Return every record below exactly as written, but leave out the pictures.

Saved entries
>>>>
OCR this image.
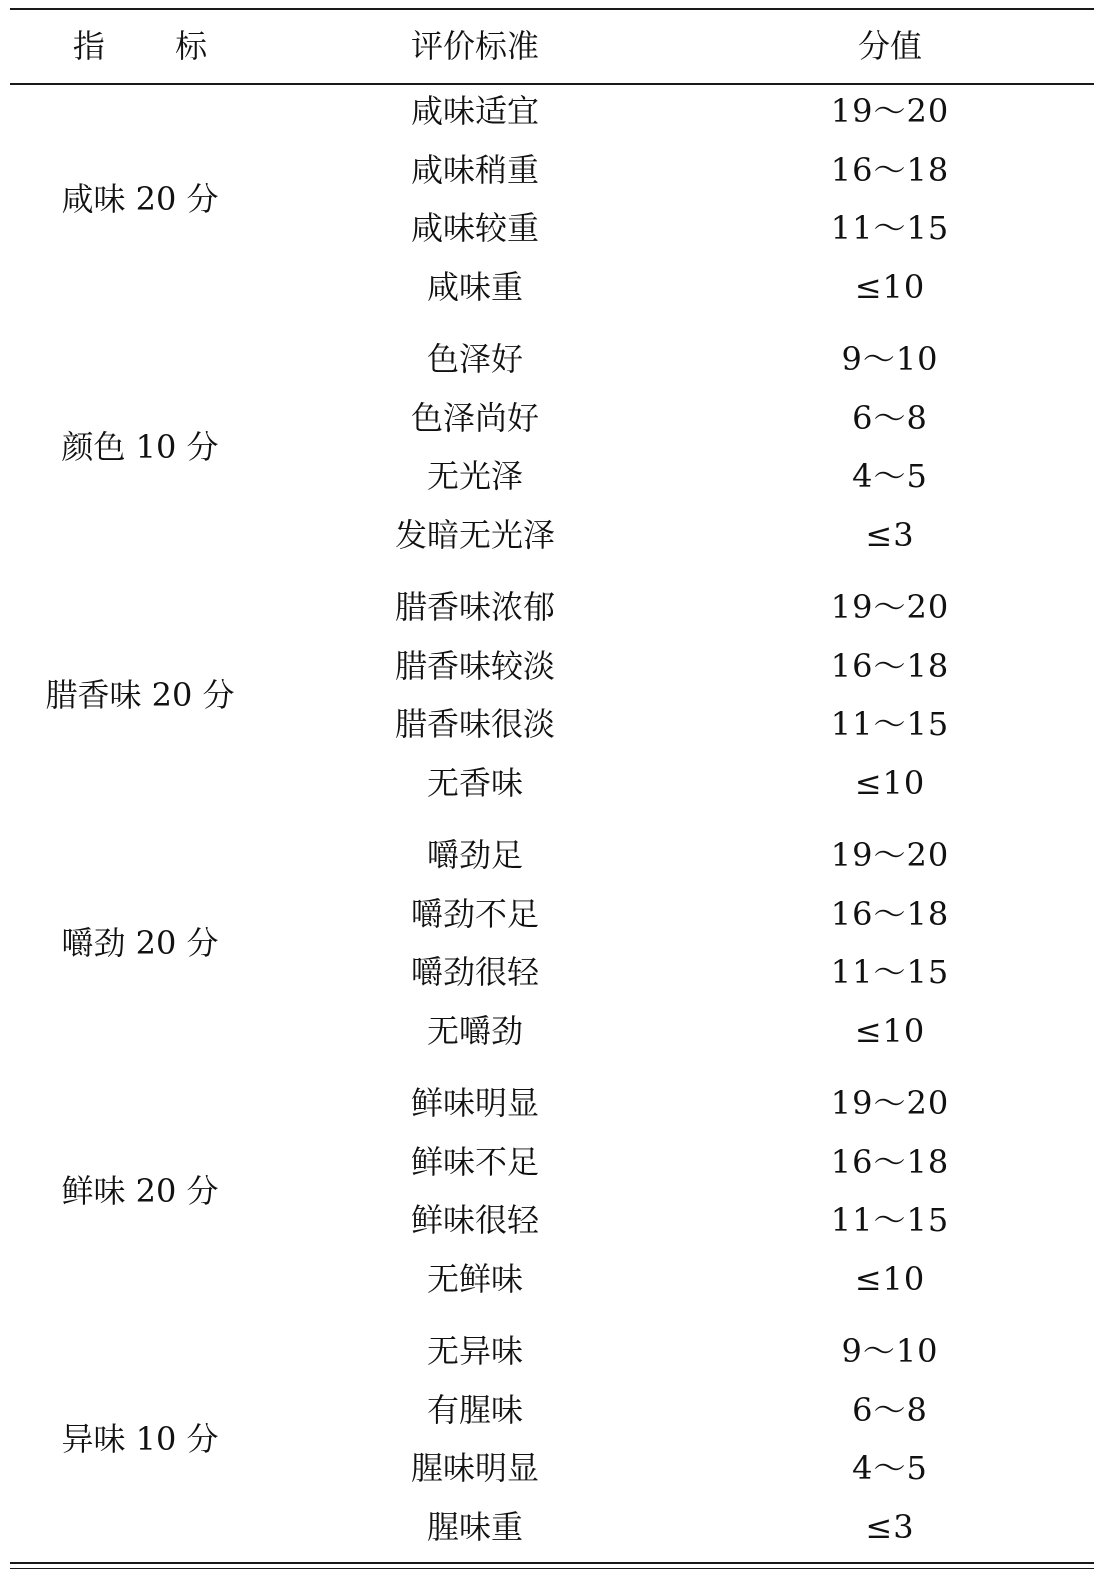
指 标	评价标准	分值
咸味 20 分
咸味适宜	19～20
咸味稍重	16～18
咸味较重	11～15
咸味重	≤10
颜色 10 分
色泽好	9～10
色泽尚好	6～8
无光泽	4～5
发暗无光泽	≤3
腊香味 20 分
腊香味浓郁	19～20
腊香味较淡	16～18
腊香味很淡	11～15
无香味	≤10
嚼劲 20 分
嚼劲足	19～20
嚼劲不足	16～18
嚼劲很轻	11～15
无嚼劲	≤10
鲜味 20 分
鲜味明显	19～20
鲜味不足	16～18
鲜味很轻	11～15
无鲜味	≤10
异味 10 分
无异味	9～10
有腥味	6～8
腥味明显	4～5
腥味重	≤3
<<<<
• THE SOLUTION:
OCR this image.
指 标	评价标准	分值
咸味 20 分
咸味适宜	19～20
咸味稍重	16～18
咸味较重	11～15
咸味重	≤10
颜色 10 分
色泽好	9～10
色泽尚好	6～8
无光泽	4～5
发暗无光泽	≤3
腊香味 20 分
腊香味浓郁	19～20
腊香味较淡	16～18
腊香味很淡	11～15
无香味	≤10
嚼劲 20 分
嚼劲足	19～20
嚼劲不足	16～18
嚼劲很轻	11～15
无嚼劲	≤10
鲜味 20 分
鲜味明显	19～20
鲜味不足	16～18
鲜味很轻	11～15
无鲜味	≤10
异味 10 分
无异味	9～10
有腥味	6～8
腥味明显	4～5
腥味重	≤3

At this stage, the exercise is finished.